● **Directive**: Transcribe the records in full, keeping every character as it is.

● **Saved entries**:

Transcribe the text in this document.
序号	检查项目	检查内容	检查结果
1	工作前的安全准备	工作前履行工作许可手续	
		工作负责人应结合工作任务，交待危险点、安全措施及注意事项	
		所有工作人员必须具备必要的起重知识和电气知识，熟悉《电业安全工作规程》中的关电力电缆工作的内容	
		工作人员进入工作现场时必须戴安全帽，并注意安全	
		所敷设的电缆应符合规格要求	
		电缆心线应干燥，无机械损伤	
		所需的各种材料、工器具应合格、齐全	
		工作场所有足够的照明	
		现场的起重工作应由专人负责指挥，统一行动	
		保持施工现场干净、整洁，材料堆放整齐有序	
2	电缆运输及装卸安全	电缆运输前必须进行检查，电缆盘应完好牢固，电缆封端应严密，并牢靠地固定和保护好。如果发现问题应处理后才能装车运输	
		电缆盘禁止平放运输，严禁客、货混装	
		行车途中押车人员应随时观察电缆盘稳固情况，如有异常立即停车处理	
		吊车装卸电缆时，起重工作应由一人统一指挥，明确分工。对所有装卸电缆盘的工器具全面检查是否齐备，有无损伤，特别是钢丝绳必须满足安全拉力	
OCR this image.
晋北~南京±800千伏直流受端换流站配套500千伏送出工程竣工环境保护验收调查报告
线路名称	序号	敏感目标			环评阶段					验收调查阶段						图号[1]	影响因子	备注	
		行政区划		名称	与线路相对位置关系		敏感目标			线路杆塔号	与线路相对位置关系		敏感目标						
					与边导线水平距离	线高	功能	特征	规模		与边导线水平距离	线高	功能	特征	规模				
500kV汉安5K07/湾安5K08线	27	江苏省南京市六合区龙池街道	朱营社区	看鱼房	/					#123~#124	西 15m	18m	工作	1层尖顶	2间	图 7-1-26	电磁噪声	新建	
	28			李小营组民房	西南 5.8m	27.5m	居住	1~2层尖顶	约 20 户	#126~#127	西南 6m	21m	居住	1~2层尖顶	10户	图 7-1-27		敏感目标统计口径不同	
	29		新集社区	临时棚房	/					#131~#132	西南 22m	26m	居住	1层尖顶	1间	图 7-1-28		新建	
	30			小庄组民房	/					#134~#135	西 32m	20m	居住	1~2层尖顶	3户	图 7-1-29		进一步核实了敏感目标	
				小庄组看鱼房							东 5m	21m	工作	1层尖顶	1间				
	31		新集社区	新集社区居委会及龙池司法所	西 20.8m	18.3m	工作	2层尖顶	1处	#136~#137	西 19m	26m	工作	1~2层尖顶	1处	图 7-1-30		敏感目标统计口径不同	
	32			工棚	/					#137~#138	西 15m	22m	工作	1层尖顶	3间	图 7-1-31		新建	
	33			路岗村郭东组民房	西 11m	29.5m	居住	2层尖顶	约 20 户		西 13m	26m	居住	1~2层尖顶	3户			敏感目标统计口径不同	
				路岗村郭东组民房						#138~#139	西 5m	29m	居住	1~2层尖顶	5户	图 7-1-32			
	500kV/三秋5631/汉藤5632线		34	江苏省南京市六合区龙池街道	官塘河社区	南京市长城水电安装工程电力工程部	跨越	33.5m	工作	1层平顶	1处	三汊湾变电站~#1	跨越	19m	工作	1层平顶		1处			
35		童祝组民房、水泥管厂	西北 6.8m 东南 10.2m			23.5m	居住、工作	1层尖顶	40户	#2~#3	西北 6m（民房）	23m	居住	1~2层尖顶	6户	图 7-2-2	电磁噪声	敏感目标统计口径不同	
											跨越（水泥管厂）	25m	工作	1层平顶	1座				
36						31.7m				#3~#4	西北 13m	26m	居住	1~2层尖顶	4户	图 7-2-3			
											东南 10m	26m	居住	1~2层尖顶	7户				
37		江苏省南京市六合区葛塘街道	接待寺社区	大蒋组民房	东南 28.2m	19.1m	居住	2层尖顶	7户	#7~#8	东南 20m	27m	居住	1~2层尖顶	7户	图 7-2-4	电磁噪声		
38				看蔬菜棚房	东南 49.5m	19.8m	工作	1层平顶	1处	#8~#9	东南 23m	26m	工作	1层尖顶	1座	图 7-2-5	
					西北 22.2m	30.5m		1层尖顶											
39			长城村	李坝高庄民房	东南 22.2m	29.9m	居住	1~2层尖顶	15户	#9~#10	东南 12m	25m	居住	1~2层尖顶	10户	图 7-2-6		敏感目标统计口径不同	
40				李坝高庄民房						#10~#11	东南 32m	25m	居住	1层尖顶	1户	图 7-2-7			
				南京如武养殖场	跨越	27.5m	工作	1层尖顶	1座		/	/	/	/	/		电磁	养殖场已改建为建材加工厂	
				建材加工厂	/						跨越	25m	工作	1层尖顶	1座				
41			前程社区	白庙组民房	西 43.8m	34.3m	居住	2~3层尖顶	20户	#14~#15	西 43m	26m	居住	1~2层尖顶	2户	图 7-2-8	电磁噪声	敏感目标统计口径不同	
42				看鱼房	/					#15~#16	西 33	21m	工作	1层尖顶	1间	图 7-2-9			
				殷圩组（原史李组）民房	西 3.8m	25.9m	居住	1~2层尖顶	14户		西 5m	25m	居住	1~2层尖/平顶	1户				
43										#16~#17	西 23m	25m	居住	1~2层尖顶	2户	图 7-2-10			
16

● **Answer for the task**:
Transcribe the text in this document.
序号	检查项目	检查内容	检查结果
1	工作前的安全准备	工作前履行工作许可手续	
		工作负责人应结合工作任务，交待危险点、安全措施及注意事项	
		所有工作人员必须具备必要的起重知识和电气知识，熟悉《电业安全工作规程》中的关电力电缆工作的内容	
		工作人员进入工作现场时必须戴安全帽，并注意安全	
		所敷设的电缆应符合规格要求	
		电缆心线应干燥，无机械损伤	
		所需的各种材料、工器具应合格、齐全	
		工作场所有足够的照明	
		现场的起重工作应由专人负责指挥，统一行动	
		保持施工现场干净、整洁，材料堆放整齐有序	
2	电缆运输及装卸安全	电缆运输前必须进行检查，电缆盘应完好牢固，电缆封端应严密，并牢靠地固定和保护好。如果发现问题应处理后才能装车运输	
		电缆盘禁止平放运输，严禁客、货混装	
		行车途中押车人员应随时观察电缆盘稳固情况，如有异常立即停车处理	
		吊车装卸电缆时，起重工作应由一人统一指挥，明确分工。对所有装卸电缆盘的工器具全面检查是否齐备，有无损伤，特别是钢丝绳必须满足安全拉力	
OCR this image.
晋北~南京±800千伏直流受端换流站配套500千伏送出工程竣工环境保护验收调查报告
线路名称	序号	敏感目标			环评阶段					验收调查阶段						图号[1]	影响因子	备注	
		行政区划		名称	与线路相对位置关系		敏感目标			线路杆塔号	与线路相对位置关系		敏感目标						
					与边导线水平距离	线高	功能	特征	规模		与边导线水平距离	线高	功能	特征	规模				
500kV汉安5K07/湾安5K08线	27	江苏省南京市六合区龙池街道	朱营社区	看鱼房	/					#123~#124	西 15m	18m	工作	1层尖顶	2间	图 7-1-26	电磁噪声	新建	
	28			李小营组民房	西南 5.8m	27.5m	居住	1~2层尖顶	约 20 户	#126~#127	西南 6m	21m	居住	1~2层尖顶	10户	图 7-1-27		敏感目标统计口径不同	
	29		新集社区	临时棚房	/					#131~#132	西南 22m	26m	居住	1层尖顶	1间	图 7-1-28		新建	
	30			小庄组民房	/					#134~#135	西 32m	20m	居住	1~2层尖顶	3户	图 7-1-29		进一步核实了敏感目标	
				小庄组看鱼房							东 5m	21m	工作	1层尖顶	1间				
	31		新集社区	新集社区居委会及龙池司法所	西 20.8m	18.3m	工作	2层尖顶	1处	#136~#137	西 19m	26m	工作	1~2层尖顶	1处	图 7-1-30		敏感目标统计口径不同	
	32			工棚	/					#137~#138	西 15m	22m	工作	1层尖顶	3间	图 7-1-31		新建	
	33			路岗村郭东组民房	西 11m	29.5m	居住	2层尖顶	约 20 户		西 13m	26m	居住	1~2层尖顶	3户			敏感目标统计口径不同	
				路岗村郭东组民房						#138~#139	西 5m	29m	居住	1~2层尖顶	5户	图 7-1-32			
	500kV/三秋5631/汉藤5632线		34	江苏省南京市六合区龙池街道	官塘河社区	南京市长城水电安装工程电力工程部	跨越	33.5m	工作	1层平顶	1处	三汊湾变电站~#1	跨越	19m	工作	1层平顶		1处			
35		童祝组民房、水泥管厂	西北 6.8m 东南 10.2m			23.5m	居住、工作	1层尖顶	40户	#2~#3	西北 6m（民房）	23m	居住	1~2层尖顶	6户	图 7-2-2	电磁噪声	敏感目标统计口径不同	
											跨越（水泥管厂）	25m	工作	1层平顶	1座				
36						31.7m				#3~#4	西北 13m	26m	居住	1~2层尖顶	4户	图 7-2-3			
											东南 10m	26m	居住	1~2层尖顶	7户				
37		江苏省南京市六合区葛塘街道	接待寺社区	大蒋组民房	东南 28.2m	19.1m	居住	2层尖顶	7户	#7~#8	东南 20m	27m	居住	1~2层尖顶	7户	图 7-2-4	电磁噪声		
38				看蔬菜棚房	东南 49.5m	19.8m	工作	1层平顶	1处	#8~#9	东南 23m	26m	工作	1层尖顶	1座	图 7-2-5	
					西北 22.2m	30.5m		1层尖顶											
39			长城村	李坝高庄民房	东南 22.2m	29.9m	居住	1~2层尖顶	15户	#9~#10	东南 12m	25m	居住	1~2层尖顶	10户	图 7-2-6		敏感目标统计口径不同	
40				李坝高庄民房						#10~#11	东南 32m	25m	居住	1层尖顶	1户	图 7-2-7			
				南京如武养殖场	跨越	27.5m	工作	1层尖顶	1座		/	/	/	/	/		电磁	养殖场已改建为建材加工厂	
				建材加工厂	/						跨越	25m	工作	1层尖顶	1座				
41			前程社区	白庙组民房	西 43.8m	34.3m	居住	2~3层尖顶	20户	#14~#15	西 43m	26m	居住	1~2层尖顶	2户	图 7-2-8	电磁噪声	敏感目标统计口径不同	
42				看鱼房	/					#15~#16	西 33	21m	工作	1层尖顶	1间	图 7-2-9			
				殷圩组（原史李组）民房	西 3.8m	25.9m	居住	1~2层尖顶	14户		西 5m	25m	居住	1~2层尖/平顶	1户				
43										#16~#17	西 23m	25m	居住	1~2层尖顶	2户	图 7-2-10			
16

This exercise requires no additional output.